Instruction | Copy the rows below word for word, leaving out the pictures.

Supplied material |
════════════════════

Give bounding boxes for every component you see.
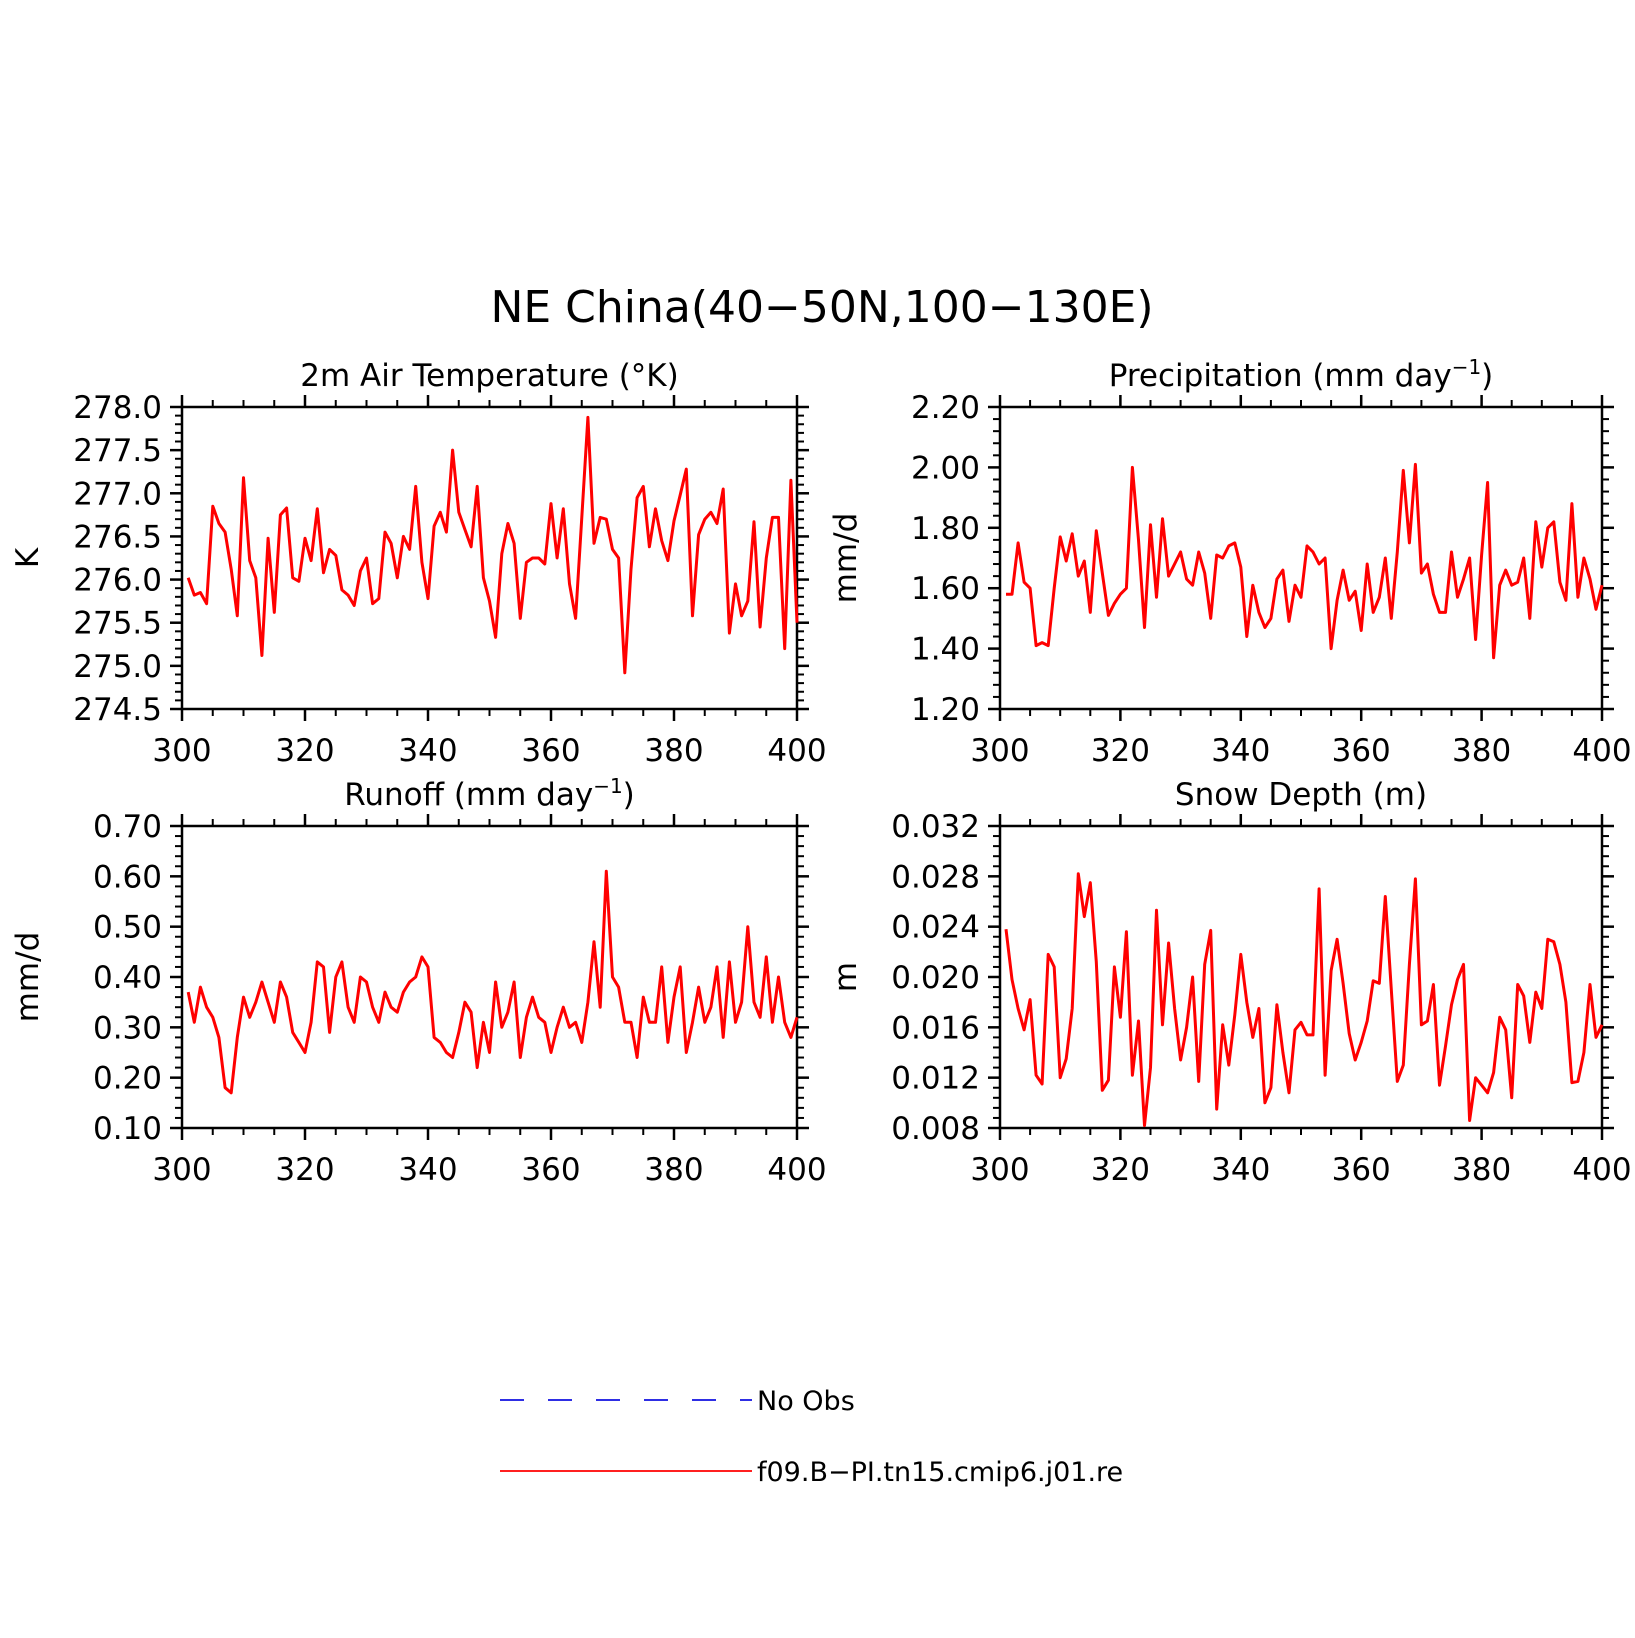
y-tick-label: 276.0 [73, 563, 162, 599]
y-tick-label: 275.5 [73, 606, 162, 642]
y-tick-label: 277.0 [73, 476, 162, 512]
plot-frame [998, 405, 1604, 711]
y-tick-label: 0.016 [891, 1010, 980, 1046]
x-tick-label: 300 [152, 733, 211, 769]
plot-frame [180, 824, 799, 1130]
panel-precipitation: Precipitation (mm day−1) mm/d 300 320 340 3… [828, 355, 1632, 769]
x-tick-label: 320 [275, 1152, 334, 1188]
x-tick-label: 360 [521, 733, 580, 769]
y-tick-label: 0.40 [93, 960, 162, 996]
y-tick-label: 0.032 [891, 809, 980, 845]
x-tick-label: 360 [521, 1152, 580, 1188]
y-tick-label: 0.60 [93, 859, 162, 895]
y-axis-label: mm/d [10, 932, 46, 1023]
y-tick-label: 0.008 [891, 1111, 980, 1147]
y-tick-label: 0.024 [891, 910, 980, 946]
x-tick-label: 360 [1332, 1152, 1391, 1188]
panel-snow-depth: Snow Depth (m) m 300 320 340 360 380 400 0.008… [828, 777, 1632, 1188]
x-tick-label: 380 [1452, 733, 1511, 769]
x-tick-label: 400 [767, 733, 826, 769]
y-tick-label: 1.20 [911, 692, 980, 728]
legend: No Obs f09.B−PI.tn15.cmip6.j01.re [500, 1386, 1123, 1488]
x-tick-label: 320 [1091, 733, 1150, 769]
figure-title: NE China(40−50N,100−130E) [490, 282, 1153, 333]
x-tick-label: 320 [1091, 1152, 1150, 1188]
y-tick-label: 0.30 [93, 1010, 162, 1046]
y-tick-label: 0.012 [891, 1061, 980, 1097]
y-tick-label: 2.20 [911, 390, 980, 426]
y-tick-label: 0.70 [93, 809, 162, 845]
x-tick-label: 400 [1572, 1152, 1631, 1188]
x-tick-label: 340 [1211, 733, 1270, 769]
y-tick-label: 274.5 [73, 692, 162, 728]
x-tick-label: 380 [644, 1152, 703, 1188]
y-tick-label: 0.50 [93, 910, 162, 946]
x-tick-label: 340 [398, 1152, 457, 1188]
y-tick-label: 1.40 [911, 632, 980, 668]
y-tick-label: 1.80 [911, 511, 980, 547]
x-tick-label: 400 [1572, 733, 1631, 769]
series-line [1006, 462, 1604, 660]
y-tick-label: 0.020 [891, 960, 980, 996]
panel-runoff: Runoff (mm day−1) mm/d 300 320 340 360 380 40… [10, 774, 827, 1188]
panel-title: Runoff (mm day−1) [344, 774, 635, 813]
y-tick-label: 1.60 [911, 571, 980, 607]
y-axis-label: m [828, 962, 864, 992]
y-tick-label: 2.00 [911, 450, 980, 486]
x-tick-label: 300 [152, 1152, 211, 1188]
y-tick-label: 275.0 [73, 649, 162, 685]
y-tick-label: 278.0 [73, 390, 162, 426]
y-tick-label: 277.5 [73, 433, 162, 469]
x-tick-label: 380 [644, 733, 703, 769]
panel-air-temperature: 2m Air Temperature (°K) K 300 320 340 360 38… [10, 358, 827, 769]
x-tick-label: 400 [767, 1152, 826, 1188]
plot-frame [180, 405, 799, 711]
y-tick-label: 0.10 [93, 1111, 162, 1147]
y-axis-label: mm/d [828, 513, 864, 604]
x-tick-label: 380 [1452, 1152, 1511, 1188]
panel-title: Snow Depth (m) [1175, 777, 1427, 813]
series-line [1004, 872, 1604, 1127]
panel-title: 2m Air Temperature (°K) [300, 358, 678, 394]
x-tick-label: 300 [970, 733, 1029, 769]
legend-label-no-obs: No Obs [757, 1386, 855, 1417]
y-tick-label: 0.20 [93, 1061, 162, 1097]
legend-label-model: f09.B−PI.tn15.cmip6.j01.re [757, 1457, 1123, 1488]
series-line [186, 415, 799, 675]
panel-title: Precipitation (mm day−1) [1109, 355, 1494, 394]
x-tick-label: 340 [398, 733, 457, 769]
x-tick-label: 360 [1332, 733, 1391, 769]
series-line [186, 869, 799, 1095]
y-tick-label: 0.028 [891, 859, 980, 895]
y-axis-label: K [10, 547, 46, 568]
x-tick-label: 340 [1211, 1152, 1270, 1188]
y-tick-label: 276.5 [73, 519, 162, 555]
x-tick-label: 300 [970, 1152, 1029, 1188]
x-tick-label: 320 [275, 733, 334, 769]
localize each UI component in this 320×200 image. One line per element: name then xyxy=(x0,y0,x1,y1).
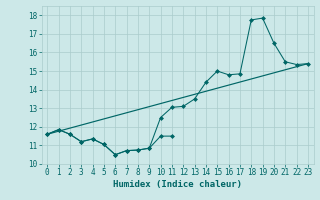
X-axis label: Humidex (Indice chaleur): Humidex (Indice chaleur) xyxy=(113,180,242,189)
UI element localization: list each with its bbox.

════════════════════

Exercise solution |
Give bounding boxes for every component you see.
y-tick-label: 276.0 [73, 563, 162, 599]
y-tick-label: 275.5 [73, 606, 162, 642]
y-tick-label: 277.0 [73, 476, 162, 512]
plot-frame [998, 405, 1604, 711]
y-tick-label: 0.016 [891, 1010, 980, 1046]
x-tick-label: 300 [152, 733, 211, 769]
plot-frame [180, 824, 799, 1130]
panel-precipitation: Precipitation (mm day−1) mm/d 300 320 340 3… [828, 355, 1632, 769]
x-tick-label: 320 [275, 1152, 334, 1188]
x-tick-label: 360 [521, 733, 580, 769]
y-tick-label: 0.40 [93, 960, 162, 996]
y-tick-label: 0.032 [891, 809, 980, 845]
x-tick-label: 360 [521, 1152, 580, 1188]
y-tick-label: 0.60 [93, 859, 162, 895]
y-axis-label: mm/d [10, 932, 46, 1023]
y-tick-label: 0.008 [891, 1111, 980, 1147]
y-tick-label: 0.024 [891, 910, 980, 946]
x-tick-label: 360 [1332, 1152, 1391, 1188]
panel-snow-depth: Snow Depth (m) m 300 320 340 360 380 400 0.008… [828, 777, 1632, 1188]
x-tick-label: 380 [1452, 733, 1511, 769]
x-tick-label: 400 [767, 733, 826, 769]
y-tick-label: 1.20 [911, 692, 980, 728]
legend: No Obs f09.B−PI.tn15.cmip6.j01.re [500, 1386, 1123, 1488]
x-tick-label: 320 [1091, 733, 1150, 769]
figure-title: NE China(40−50N,100−130E) [490, 282, 1153, 333]
x-tick-label: 320 [1091, 1152, 1150, 1188]
y-tick-label: 0.30 [93, 1010, 162, 1046]
y-tick-label: 0.012 [891, 1061, 980, 1097]
y-tick-label: 2.20 [911, 390, 980, 426]
y-tick-label: 0.70 [93, 809, 162, 845]
x-tick-label: 400 [1572, 1152, 1631, 1188]
x-tick-label: 340 [1211, 733, 1270, 769]
y-tick-label: 274.5 [73, 692, 162, 728]
x-tick-label: 380 [644, 1152, 703, 1188]
y-tick-label: 0.50 [93, 910, 162, 946]
x-tick-label: 340 [398, 1152, 457, 1188]
y-tick-label: 1.40 [911, 632, 980, 668]
y-tick-label: 1.80 [911, 511, 980, 547]
x-tick-label: 400 [1572, 733, 1631, 769]
series-line [1006, 462, 1604, 660]
y-tick-label: 0.020 [891, 960, 980, 996]
panel-runoff: Runoff (mm day−1) mm/d 300 320 340 360 380 40… [10, 774, 827, 1188]
panel-title: Runoff (mm day−1) [344, 774, 635, 813]
y-tick-label: 1.60 [911, 571, 980, 607]
y-axis-label: m [828, 962, 864, 992]
y-tick-label: 2.00 [911, 450, 980, 486]
x-tick-label: 300 [152, 1152, 211, 1188]
y-tick-label: 275.0 [73, 649, 162, 685]
y-tick-label: 278.0 [73, 390, 162, 426]
y-tick-label: 277.5 [73, 433, 162, 469]
x-tick-label: 380 [644, 733, 703, 769]
panel-air-temperature: 2m Air Temperature (°K) K 300 320 340 360 38… [10, 358, 827, 769]
x-tick-label: 400 [767, 1152, 826, 1188]
plot-frame [180, 405, 799, 711]
y-tick-label: 0.10 [93, 1111, 162, 1147]
y-axis-label: mm/d [828, 513, 864, 604]
x-tick-label: 380 [1452, 1152, 1511, 1188]
panel-title: Snow Depth (m) [1175, 777, 1427, 813]
series-line [1004, 872, 1604, 1127]
panel-title: 2m Air Temperature (°K) [300, 358, 678, 394]
x-tick-label: 300 [970, 733, 1029, 769]
legend-label-no-obs: No Obs [757, 1386, 855, 1417]
y-tick-label: 0.20 [93, 1061, 162, 1097]
legend-label-model: f09.B−PI.tn15.cmip6.j01.re [757, 1457, 1123, 1488]
series-line [186, 415, 799, 675]
panel-title: Precipitation (mm day−1) [1109, 355, 1494, 394]
x-tick-label: 340 [398, 733, 457, 769]
x-tick-label: 360 [1332, 733, 1391, 769]
series-line [186, 869, 799, 1095]
y-tick-label: 0.028 [891, 859, 980, 895]
y-axis-label: K [10, 547, 46, 568]
x-tick-label: 340 [1211, 1152, 1270, 1188]
y-tick-label: 276.5 [73, 519, 162, 555]
x-tick-label: 300 [970, 1152, 1029, 1188]
x-tick-label: 320 [275, 733, 334, 769]
localize each UI component in this 320×200 image. One line per element: name then xyxy=(x0,y0,x1,y1).
X-axis label: Humidex (Indice chaleur): Humidex (Indice chaleur) xyxy=(113,180,242,189)
UI element localization: list each with its bbox.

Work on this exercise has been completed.